**Problem statement:**
Could you write out the records below exactly as they appear, leaving out any pictures?

**Stored data:**
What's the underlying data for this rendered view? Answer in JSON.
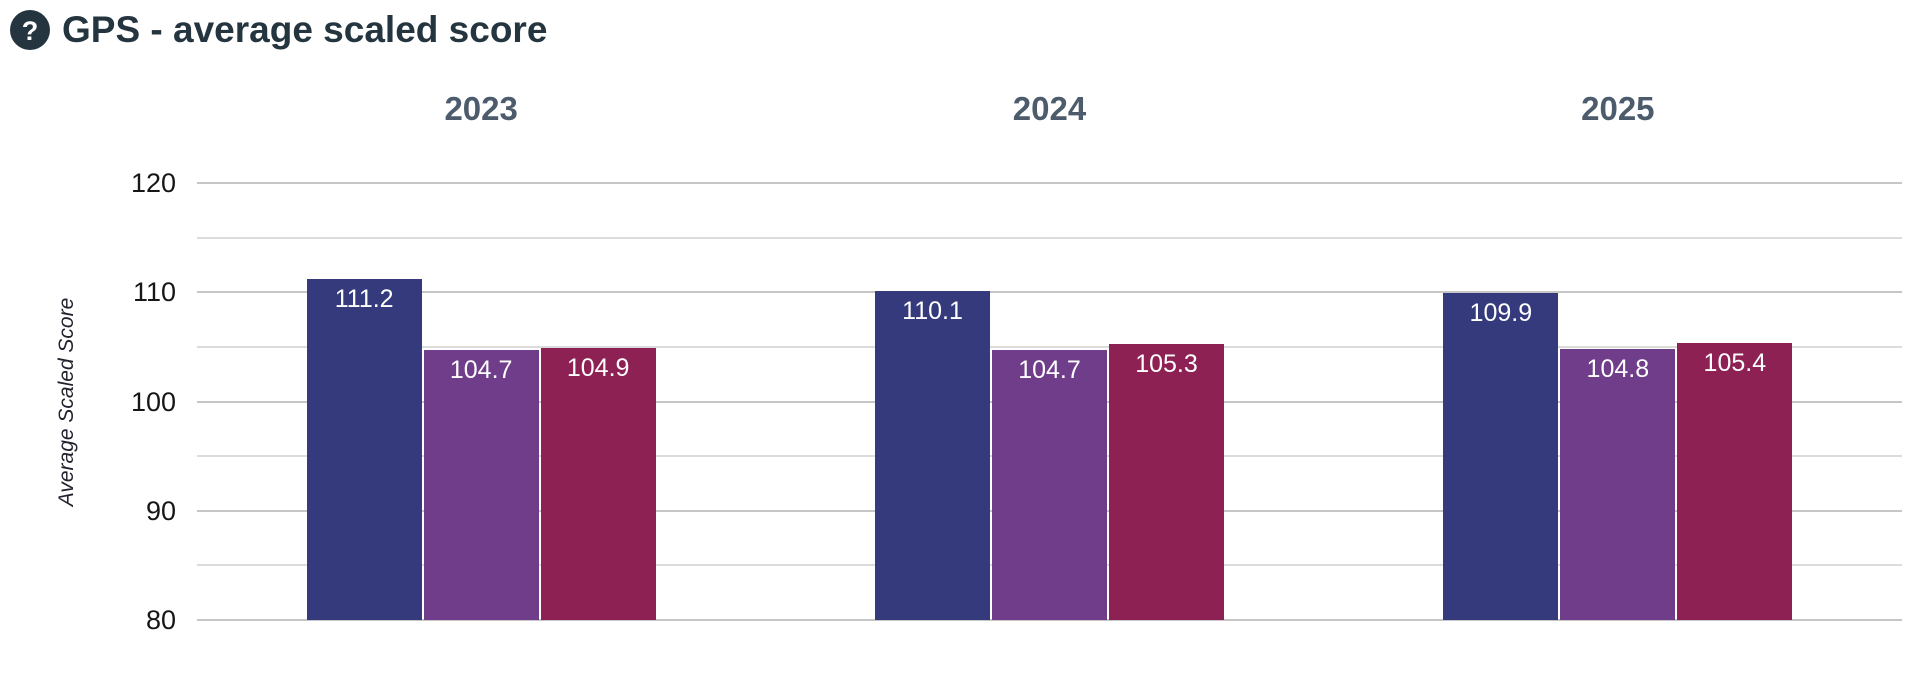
{
  "header": {
    "title": "GPS - average scaled score"
  },
  "chart_data": {
    "type": "bar",
    "title": "GPS - average scaled score",
    "ylabel": "Average Scaled Score",
    "ylim": [
      80,
      120
    ],
    "yticks": [
      120,
      110,
      100,
      90,
      80
    ],
    "minor_gridlines": [
      115,
      105,
      95,
      85
    ],
    "grid": true,
    "legend_position": "none",
    "groups": [
      {
        "label": "2023",
        "bars": [
          {
            "value": 111.2,
            "label": "111.2",
            "color": "#343a7c"
          },
          {
            "value": 104.7,
            "label": "104.7",
            "color": "#6f3d8a"
          },
          {
            "value": 104.9,
            "label": "104.9",
            "color": "#8e2154"
          }
        ]
      },
      {
        "label": "2024",
        "bars": [
          {
            "value": 110.1,
            "label": "110.1",
            "color": "#343a7c"
          },
          {
            "value": 104.7,
            "label": "104.7",
            "color": "#6f3d8a"
          },
          {
            "value": 105.3,
            "label": "105.3",
            "color": "#8e2154"
          }
        ]
      },
      {
        "label": "2025",
        "bars": [
          {
            "value": 109.9,
            "label": "109.9",
            "color": "#343a7c"
          },
          {
            "value": 104.8,
            "label": "104.8",
            "color": "#6f3d8a"
          },
          {
            "value": 105.4,
            "label": "105.4",
            "color": "#8e2154"
          }
        ]
      }
    ]
  },
  "colors": {
    "bar_navy": "#343a7c",
    "bar_purple": "#6f3d8a",
    "bar_crimson": "#8e2154",
    "title_text": "#243540",
    "group_label_text": "#4d5c6c",
    "tick_label_text": "#161616",
    "gridline_major": "#c6c6c6",
    "gridline_minor": "#dcdcdc",
    "bar_value_text": "#ffffff"
  }
}
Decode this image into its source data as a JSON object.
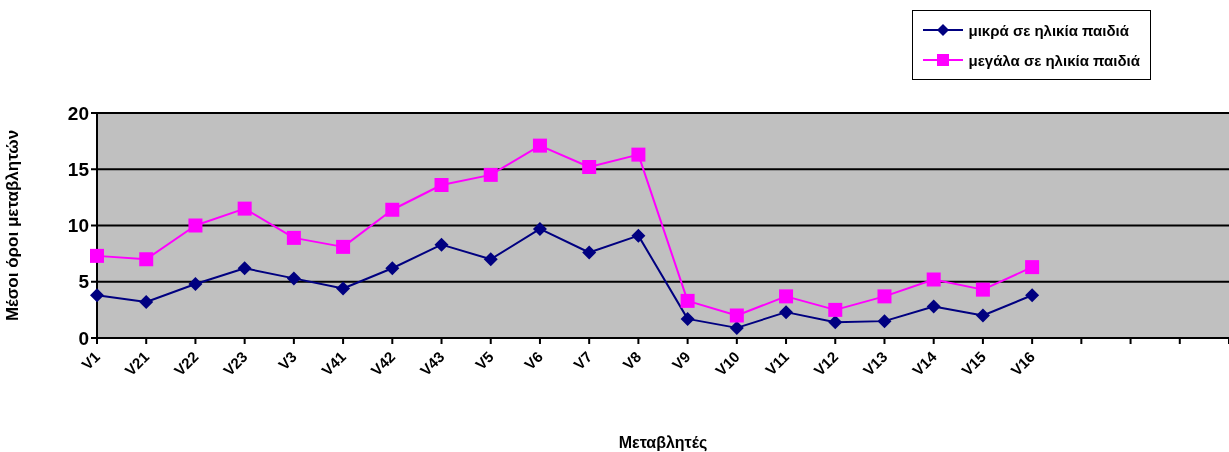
{
  "chart_data": {
    "type": "line",
    "xlabel": "Μεταβλητές",
    "ylabel": "Μέσοι όροι μεταβλητών",
    "categories": [
      "V1",
      "V21",
      "V22",
      "V23",
      "V3",
      "V41",
      "V42",
      "V43",
      "V5",
      "V6",
      "V7",
      "V8",
      "V9",
      "V10",
      "V11",
      "V12",
      "V13",
      "V14",
      "V15",
      "V16",
      null,
      null,
      null,
      null
    ],
    "series": [
      {
        "name": "μικρά σε ηλικία παιδιά",
        "color": "#000080",
        "marker": "diamond",
        "values": [
          3.8,
          3.2,
          4.8,
          6.2,
          5.3,
          4.4,
          6.2,
          8.3,
          7.0,
          9.7,
          7.6,
          9.1,
          1.7,
          0.9,
          2.3,
          1.4,
          1.5,
          2.8,
          2.0,
          3.8,
          null,
          null,
          null,
          null
        ]
      },
      {
        "name": "μεγάλα σε ηλικία παιδιά",
        "color": "#ff00ff",
        "marker": "square",
        "values": [
          7.3,
          7.0,
          10.0,
          11.5,
          8.9,
          8.1,
          11.4,
          13.6,
          14.5,
          17.1,
          15.2,
          16.3,
          3.3,
          2.0,
          3.7,
          2.5,
          3.7,
          5.2,
          4.3,
          6.3,
          null,
          null,
          null,
          null
        ]
      }
    ],
    "ylim": [
      0,
      20
    ],
    "yticks": [
      0,
      5,
      10,
      15,
      20
    ],
    "grid": "y",
    "legend": "top right"
  }
}
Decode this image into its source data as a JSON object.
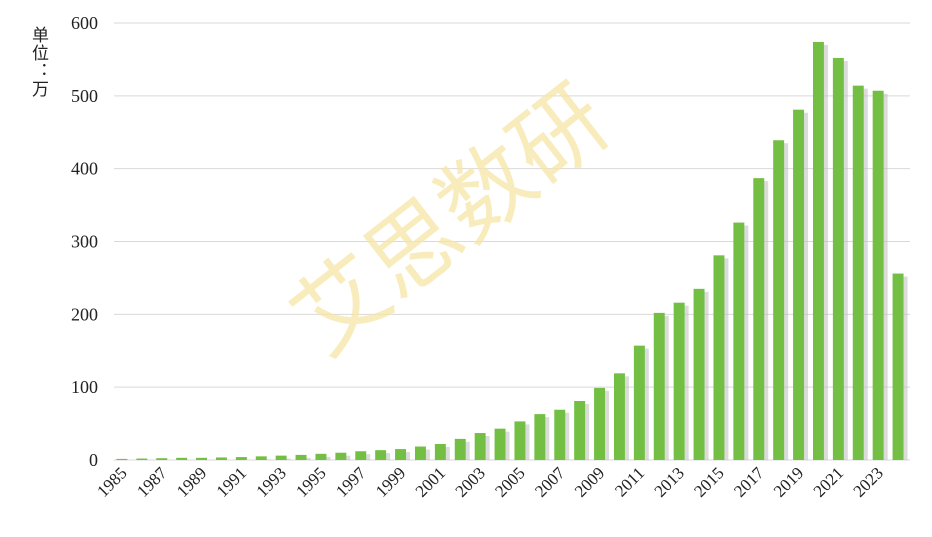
{
  "unit_label": "单位：万",
  "watermark": "艾思数研",
  "colors": {
    "bar": "#72bf44",
    "bar_shadow": "#bdbdbd",
    "grid": "#d9d9d9",
    "text": "#222222",
    "watermark": "#f7e6a6"
  },
  "chart_data": {
    "type": "bar",
    "title": "",
    "xlabel": "",
    "ylabel": "单位：万",
    "ylim": [
      0,
      600
    ],
    "yticks": [
      0,
      100,
      200,
      300,
      400,
      500,
      600
    ],
    "grid": true,
    "legend": "none",
    "categories": [
      "1985",
      "1986",
      "1987",
      "1988",
      "1989",
      "1990",
      "1991",
      "1992",
      "1993",
      "1994",
      "1995",
      "1996",
      "1997",
      "1998",
      "1999",
      "2000",
      "2001",
      "2002",
      "2003",
      "2004",
      "2005",
      "2006",
      "2007",
      "2008",
      "2009",
      "2010",
      "2011",
      "2012",
      "2013",
      "2014",
      "2015",
      "2016",
      "2017",
      "2018",
      "2019",
      "2020",
      "2021",
      "2022",
      "2023",
      "2024"
    ],
    "xtick_labels": [
      "1985",
      "1987",
      "1989",
      "1991",
      "1993",
      "1995",
      "1997",
      "1999",
      "2001",
      "2003",
      "2005",
      "2007",
      "2009",
      "2011",
      "2013",
      "2015",
      "2017",
      "2019",
      "2021",
      "2023"
    ],
    "values": [
      1.5,
      2,
      2.5,
      3,
      3,
      3.5,
      4,
      5,
      6,
      7,
      8.5,
      10,
      12,
      13.5,
      15,
      18.5,
      22,
      29,
      37,
      43,
      53,
      63,
      69,
      81,
      99,
      119,
      157,
      202,
      216,
      235,
      281,
      326,
      387,
      439,
      481,
      574,
      552,
      514,
      507,
      256
    ]
  }
}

**Reply to the exercise:**
What's the underlying data for this rendered view? Answer in JSON.
{
  "header": {
    "title": "GPS - average scaled score"
  },
  "chart_data": {
    "type": "bar",
    "title": "GPS - average scaled score",
    "ylabel": "Average Scaled Score",
    "ylim": [
      80,
      120
    ],
    "yticks": [
      120,
      110,
      100,
      90,
      80
    ],
    "minor_gridlines": [
      115,
      105,
      95,
      85
    ],
    "grid": true,
    "legend_position": "none",
    "groups": [
      {
        "label": "2023",
        "bars": [
          {
            "value": 111.2,
            "label": "111.2",
            "color": "#343a7c"
          },
          {
            "value": 104.7,
            "label": "104.7",
            "color": "#6f3d8a"
          },
          {
            "value": 104.9,
            "label": "104.9",
            "color": "#8e2154"
          }
        ]
      },
      {
        "label": "2024",
        "bars": [
          {
            "value": 110.1,
            "label": "110.1",
            "color": "#343a7c"
          },
          {
            "value": 104.7,
            "label": "104.7",
            "color": "#6f3d8a"
          },
          {
            "value": 105.3,
            "label": "105.3",
            "color": "#8e2154"
          }
        ]
      },
      {
        "label": "2025",
        "bars": [
          {
            "value": 109.9,
            "label": "109.9",
            "color": "#343a7c"
          },
          {
            "value": 104.8,
            "label": "104.8",
            "color": "#6f3d8a"
          },
          {
            "value": 105.4,
            "label": "105.4",
            "color": "#8e2154"
          }
        ]
      }
    ]
  },
  "colors": {
    "bar_navy": "#343a7c",
    "bar_purple": "#6f3d8a",
    "bar_crimson": "#8e2154",
    "title_text": "#243540",
    "group_label_text": "#4d5c6c",
    "tick_label_text": "#161616",
    "gridline_major": "#c6c6c6",
    "gridline_minor": "#dcdcdc",
    "bar_value_text": "#ffffff"
  }
}
Decode this image into its source data as a JSON object.
{
  "chart_data": {
    "type": "line",
    "xlabel": "Μεταβλητές",
    "ylabel": "Μέσοι όροι μεταβλητών",
    "categories": [
      "V1",
      "V21",
      "V22",
      "V23",
      "V3",
      "V41",
      "V42",
      "V43",
      "V5",
      "V6",
      "V7",
      "V8",
      "V9",
      "V10",
      "V11",
      "V12",
      "V13",
      "V14",
      "V15",
      "V16",
      null,
      null,
      null,
      null
    ],
    "series": [
      {
        "name": "μικρά σε ηλικία παιδιά",
        "color": "#000080",
        "marker": "diamond",
        "values": [
          3.8,
          3.2,
          4.8,
          6.2,
          5.3,
          4.4,
          6.2,
          8.3,
          7.0,
          9.7,
          7.6,
          9.1,
          1.7,
          0.9,
          2.3,
          1.4,
          1.5,
          2.8,
          2.0,
          3.8,
          null,
          null,
          null,
          null
        ]
      },
      {
        "name": "μεγάλα σε ηλικία παιδιά",
        "color": "#ff00ff",
        "marker": "square",
        "values": [
          7.3,
          7.0,
          10.0,
          11.5,
          8.9,
          8.1,
          11.4,
          13.6,
          14.5,
          17.1,
          15.2,
          16.3,
          3.3,
          2.0,
          3.7,
          2.5,
          3.7,
          5.2,
          4.3,
          6.3,
          null,
          null,
          null,
          null
        ]
      }
    ],
    "ylim": [
      0,
      20
    ],
    "yticks": [
      0,
      5,
      10,
      15,
      20
    ],
    "grid": "y",
    "legend": "top right"
  }
}
Decode this image into its source data as a JSON object.
{
  "unit_label": "单位：万",
  "watermark": "艾思数研",
  "colors": {
    "bar": "#72bf44",
    "bar_shadow": "#bdbdbd",
    "grid": "#d9d9d9",
    "text": "#222222",
    "watermark": "#f7e6a6"
  },
  "chart_data": {
    "type": "bar",
    "title": "",
    "xlabel": "",
    "ylabel": "单位：万",
    "ylim": [
      0,
      600
    ],
    "yticks": [
      0,
      100,
      200,
      300,
      400,
      500,
      600
    ],
    "grid": true,
    "legend": "none",
    "categories": [
      "1985",
      "1986",
      "1987",
      "1988",
      "1989",
      "1990",
      "1991",
      "1992",
      "1993",
      "1994",
      "1995",
      "1996",
      "1997",
      "1998",
      "1999",
      "2000",
      "2001",
      "2002",
      "2003",
      "2004",
      "2005",
      "2006",
      "2007",
      "2008",
      "2009",
      "2010",
      "2011",
      "2012",
      "2013",
      "2014",
      "2015",
      "2016",
      "2017",
      "2018",
      "2019",
      "2020",
      "2021",
      "2022",
      "2023",
      "2024"
    ],
    "xtick_labels": [
      "1985",
      "1987",
      "1989",
      "1991",
      "1993",
      "1995",
      "1997",
      "1999",
      "2001",
      "2003",
      "2005",
      "2007",
      "2009",
      "2011",
      "2013",
      "2015",
      "2017",
      "2019",
      "2021",
      "2023"
    ],
    "values": [
      1.5,
      2,
      2.5,
      3,
      3,
      3.5,
      4,
      5,
      6,
      7,
      8.5,
      10,
      12,
      13.5,
      15,
      18.5,
      22,
      29,
      37,
      43,
      53,
      63,
      69,
      81,
      99,
      119,
      157,
      202,
      216,
      235,
      281,
      326,
      387,
      439,
      481,
      574,
      552,
      514,
      507,
      256
    ]
  }
}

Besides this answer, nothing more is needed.